#### TEXT SEGMENT:
* * *
Pulitzer? Here I Come!

                As a learner in AP Language and Composition, I found this fairly amazing. This article shows a group of software developers that have created a machine that can predict whether or not a book will win a literary prize or will become popular. It turns out that popular language is the most preferred on the range of formality for writing.

                This makes complete sense because “fancy” or formal words tend to confuse people. I am a pretty avid reader, and so a personal example to draw on is when I choose a book. When I flip to a random page and see words that I do not understand, I put the book away and choose another one. Now, I could go the extra mile and look these words up which would extend my vocabulary, but my teenager side is telling me that it would be a horrible idea. It is in part why appreciation of poetry has nearly gone extinct in my generation, because we enjoy things handed to us on a silver platter. This directly relates to popular language and a book’s popularity. We usually want them to tell us exactly what they are thinking, and not have to interpret it.

                The further extent of this would be that these people could make bank off of this. If an author would have every work analyzed and follow the “rubric” the machine gives, it should produce a favorable response. The problem with it is that this can only work for so long, unless it continuously adapts to popular desire, because like anything, if you are exposed to it for a long time, it then becomes horrible and disgusting. At this point, I would like to give a shout out to all radio stations. Therefore, unless this machine can change to public opinion, it will probably become outdated in a couple of years.


                As much as it hurts me to say, books also may become outdated in favor of movies as they become even more popular, especially when many can instantly obtain them from Netflix. Many of my classmates have forsaken books in exchange for television, movies, and especially video games. Nobody has ever heard of a book reading addiction nor would they think it as of a negative addiction if someone had one. All in all though, this in the end is only a machine, and although it can give close results, it cannot fully replace a human. When that does happen, humans would probably stop having a purpose.
* * *
#### SUPPLIED MATERIAL:
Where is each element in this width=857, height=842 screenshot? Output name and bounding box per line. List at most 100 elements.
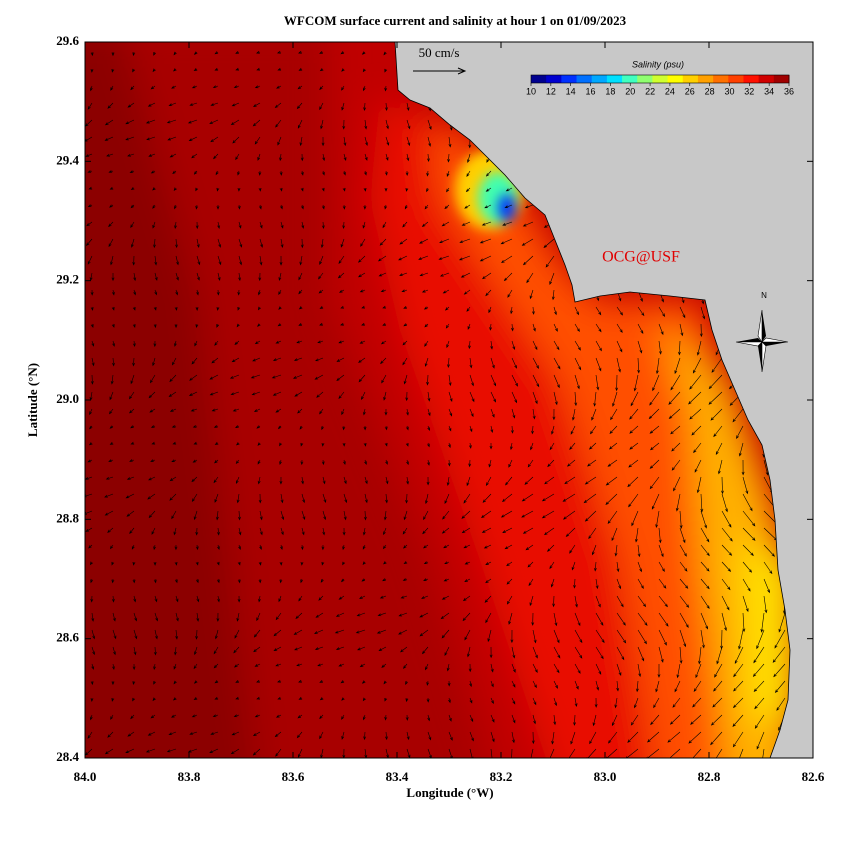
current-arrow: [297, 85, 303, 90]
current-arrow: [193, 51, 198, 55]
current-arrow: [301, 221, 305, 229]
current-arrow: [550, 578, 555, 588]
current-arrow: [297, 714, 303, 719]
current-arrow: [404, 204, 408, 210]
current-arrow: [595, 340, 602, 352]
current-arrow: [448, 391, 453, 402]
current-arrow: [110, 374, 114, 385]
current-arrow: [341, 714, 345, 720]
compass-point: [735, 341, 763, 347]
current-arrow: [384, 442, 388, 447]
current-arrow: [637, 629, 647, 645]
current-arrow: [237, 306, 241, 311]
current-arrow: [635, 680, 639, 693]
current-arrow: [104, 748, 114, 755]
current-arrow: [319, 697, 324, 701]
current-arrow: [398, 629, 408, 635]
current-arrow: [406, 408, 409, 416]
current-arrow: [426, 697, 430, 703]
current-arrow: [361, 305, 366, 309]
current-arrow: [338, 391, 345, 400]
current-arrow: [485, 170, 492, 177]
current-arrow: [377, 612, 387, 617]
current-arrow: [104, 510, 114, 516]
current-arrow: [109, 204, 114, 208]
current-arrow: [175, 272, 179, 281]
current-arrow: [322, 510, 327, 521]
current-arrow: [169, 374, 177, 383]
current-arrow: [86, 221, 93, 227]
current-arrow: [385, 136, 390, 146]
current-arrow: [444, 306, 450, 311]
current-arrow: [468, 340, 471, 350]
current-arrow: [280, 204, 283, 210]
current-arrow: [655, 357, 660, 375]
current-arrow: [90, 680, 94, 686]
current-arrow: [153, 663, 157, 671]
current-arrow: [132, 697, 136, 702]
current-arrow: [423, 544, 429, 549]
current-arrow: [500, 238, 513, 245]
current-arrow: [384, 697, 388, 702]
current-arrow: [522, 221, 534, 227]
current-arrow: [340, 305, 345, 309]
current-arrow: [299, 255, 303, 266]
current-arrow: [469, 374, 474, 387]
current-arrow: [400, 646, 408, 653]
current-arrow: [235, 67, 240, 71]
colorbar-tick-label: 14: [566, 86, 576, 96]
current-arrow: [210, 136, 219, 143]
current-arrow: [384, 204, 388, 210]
* * *
#### WHAT IS NEEDED:
Reproduce the essay on the prize-predicting machine from "As much as it" to "having a purpose.", changing "classmates" to "peers".

#### OUTPUT OF THE TASK:
As much as it hurts me to say, books also may become outdated in favor of movies as they become even more popular, especially when many can instantly obtain them from Netflix. Many of my peers have forsaken books in exchange for television, movies, and especially video games. Nobody has ever heard of a book reading addiction nor would they think it as of a negative addiction if someone had one. All in all though, this in the end is only a machine, and although it can give close results, it cannot fully replace a human. When that does happen, humans would probably stop having a purpose.